Request —
Give back the full listing verbatim, apart from its images.

Data for this task —
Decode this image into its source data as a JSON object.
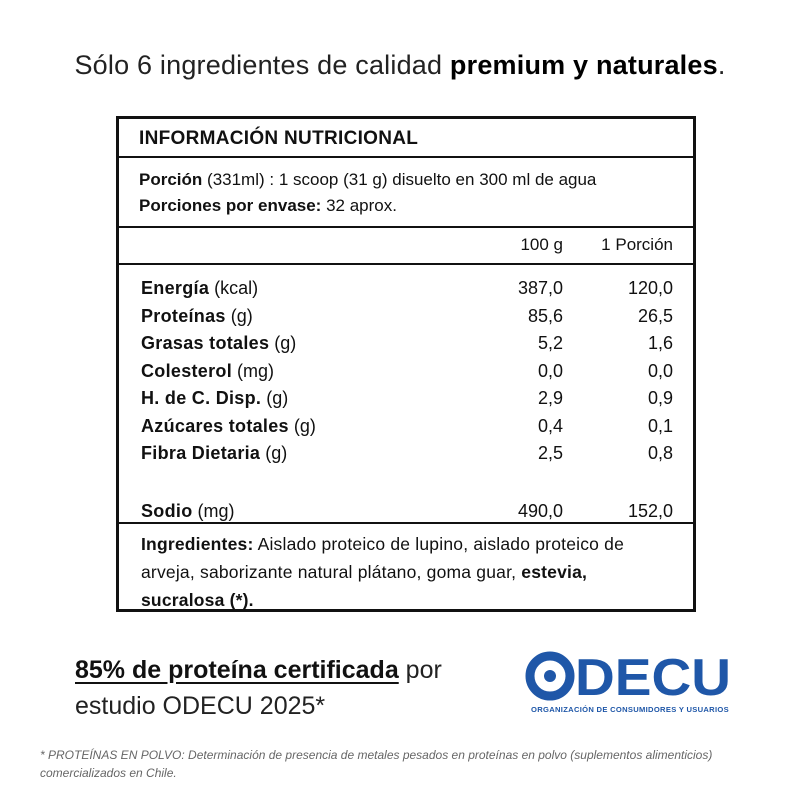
{
  "headline": {
    "prefix": "Sólo 6 ingredientes de calidad ",
    "bold": "premium y naturales",
    "suffix": "."
  },
  "nutrition": {
    "title": "INFORMACIÓN NUTRICIONAL",
    "portion_label": "Porción",
    "portion_volume": "(331ml) :",
    "portion_value": "1 scoop (31 g) disuelto en 300 ml de agua",
    "servings_label": "Porciones por envase:",
    "servings_value": "32 aprox.",
    "col_100g": "100 g",
    "col_portion": "1 Porción",
    "rows": [
      {
        "name": "Energía",
        "unit": "(kcal)",
        "v100": "387,0",
        "vport": "120,0"
      },
      {
        "name": "Proteínas",
        "unit": "(g)",
        "v100": "85,6",
        "vport": "26,5"
      },
      {
        "name": "Grasas totales",
        "unit": "(g)",
        "v100": "5,2",
        "vport": "1,6"
      },
      {
        "name": "Colesterol",
        "unit": "(mg)",
        "v100": "0,0",
        "vport": "0,0"
      },
      {
        "name": "H. de C. Disp.",
        "unit": "(g)",
        "v100": "2,9",
        "vport": "0,9"
      },
      {
        "name": "Azúcares totales",
        "unit": "(g)",
        "v100": "0,4",
        "vport": "0,1"
      },
      {
        "name": "Fibra Dietaria",
        "unit": "(g)",
        "v100": "2,5",
        "vport": "0,8"
      },
      {
        "name": "Sodio",
        "unit": "(mg)",
        "v100": "490,0",
        "vport": "152,0"
      }
    ],
    "ingredients_label": "Ingredientes:",
    "ingredients_text": " Aislado proteico de lupino, aislado proteico de arveja, saborizante natural plátano, goma guar, ",
    "ingredients_bold_end": "estevia, sucralosa (*)."
  },
  "certification": {
    "underlined": "85% de proteína certificada",
    "rest": " por",
    "line2": "estudio ODECU 2025*"
  },
  "logo": {
    "word": "ODECU",
    "subtitle": "ORGANIZACIÓN DE CONSUMIDORES Y USUARIOS",
    "color": "#1f57a8"
  },
  "footnote": "* PROTEÍNAS EN POLVO: Determinación de presencia de metales pesados en proteínas en polvo (suplementos alimenticios) comercializados en Chile."
}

Response for this exercise —
Decode this image into its source data as a JSON object.
{
  "headline": {
    "prefix": "Sólo 6 ingredientes de calidad ",
    "bold": "premium y naturales",
    "suffix": "."
  },
  "nutrition": {
    "title": "INFORMACIÓN NUTRICIONAL",
    "portion_label": "Porción",
    "portion_volume": "(331ml) :",
    "portion_value": "1 scoop (31 g) disuelto en 300 ml de agua",
    "servings_label": "Porciones por envase:",
    "servings_value": "32 aprox.",
    "col_100g": "100 g",
    "col_portion": "1 Porción",
    "rows": [
      {
        "name": "Energía",
        "unit": "(kcal)",
        "v100": "387,0",
        "vport": "120,0"
      },
      {
        "name": "Proteínas",
        "unit": "(g)",
        "v100": "85,6",
        "vport": "26,5"
      },
      {
        "name": "Grasas totales",
        "unit": "(g)",
        "v100": "5,2",
        "vport": "1,6"
      },
      {
        "name": "Colesterol",
        "unit": "(mg)",
        "v100": "0,0",
        "vport": "0,0"
      },
      {
        "name": "H. de C. Disp.",
        "unit": "(g)",
        "v100": "2,9",
        "vport": "0,9"
      },
      {
        "name": "Azúcares totales",
        "unit": "(g)",
        "v100": "0,4",
        "vport": "0,1"
      },
      {
        "name": "Fibra Dietaria",
        "unit": "(g)",
        "v100": "2,5",
        "vport": "0,8"
      },
      {
        "name": "Sodio",
        "unit": "(mg)",
        "v100": "490,0",
        "vport": "152,0"
      }
    ],
    "ingredients_label": "Ingredientes:",
    "ingredients_text": " Aislado proteico de lupino, aislado proteico de arveja, saborizante natural plátano, goma guar, ",
    "ingredients_bold_end": "estevia, sucralosa (*)."
  },
  "certification": {
    "underlined": "85% de proteína certificada",
    "rest": " por",
    "line2": "estudio ODECU 2025*"
  },
  "logo": {
    "word": "ODECU",
    "subtitle": "ORGANIZACIÓN DE CONSUMIDORES Y USUARIOS",
    "color": "#1f57a8"
  },
  "footnote": "* PROTEÍNAS EN POLVO: Determinación de presencia de metales pesados en proteínas en polvo (suplementos alimenticios) comercializados en Chile."
}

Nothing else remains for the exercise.